§ Exercise goal
Show every line of the records below that contains the word "checked".
-- Start of Raw data --
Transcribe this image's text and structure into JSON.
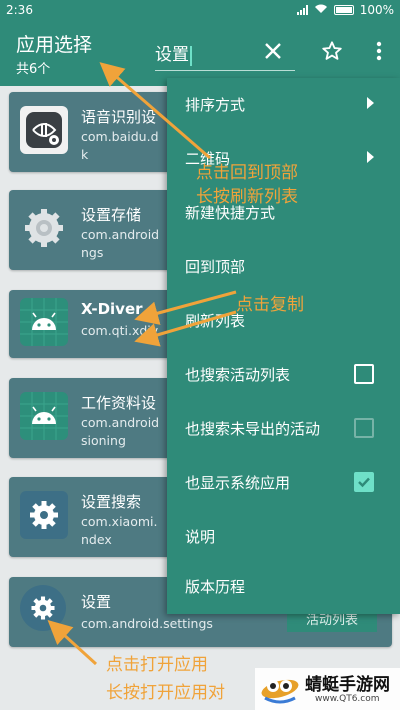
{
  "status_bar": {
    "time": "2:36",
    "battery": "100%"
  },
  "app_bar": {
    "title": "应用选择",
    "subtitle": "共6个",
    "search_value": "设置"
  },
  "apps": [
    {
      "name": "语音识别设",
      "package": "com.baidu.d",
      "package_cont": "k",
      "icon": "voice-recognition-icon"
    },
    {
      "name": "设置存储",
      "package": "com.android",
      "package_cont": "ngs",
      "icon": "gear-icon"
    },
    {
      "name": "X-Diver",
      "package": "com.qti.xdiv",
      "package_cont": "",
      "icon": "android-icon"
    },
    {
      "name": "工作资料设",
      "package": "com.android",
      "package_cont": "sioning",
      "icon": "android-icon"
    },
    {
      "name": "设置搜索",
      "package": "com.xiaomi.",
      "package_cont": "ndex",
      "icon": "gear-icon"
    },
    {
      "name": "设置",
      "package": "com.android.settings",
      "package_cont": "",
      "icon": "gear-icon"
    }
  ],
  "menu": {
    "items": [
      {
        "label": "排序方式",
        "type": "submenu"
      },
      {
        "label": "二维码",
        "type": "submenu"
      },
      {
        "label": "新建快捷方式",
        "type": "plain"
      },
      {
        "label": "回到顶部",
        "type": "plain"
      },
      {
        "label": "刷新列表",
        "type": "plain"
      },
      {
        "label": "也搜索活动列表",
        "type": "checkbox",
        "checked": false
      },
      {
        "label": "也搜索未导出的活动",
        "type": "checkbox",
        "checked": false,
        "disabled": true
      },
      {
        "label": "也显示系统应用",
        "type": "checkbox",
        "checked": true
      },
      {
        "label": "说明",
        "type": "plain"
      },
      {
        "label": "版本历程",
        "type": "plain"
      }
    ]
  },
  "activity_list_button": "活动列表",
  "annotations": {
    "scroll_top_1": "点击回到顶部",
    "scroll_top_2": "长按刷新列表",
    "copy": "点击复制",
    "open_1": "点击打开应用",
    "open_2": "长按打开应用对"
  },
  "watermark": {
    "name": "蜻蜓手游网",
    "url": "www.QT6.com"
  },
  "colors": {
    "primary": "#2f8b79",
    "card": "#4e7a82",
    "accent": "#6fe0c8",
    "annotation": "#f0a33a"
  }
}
-- End of Raw data --
§ Result
        "checked": false
        "checked": false,
        "checked": true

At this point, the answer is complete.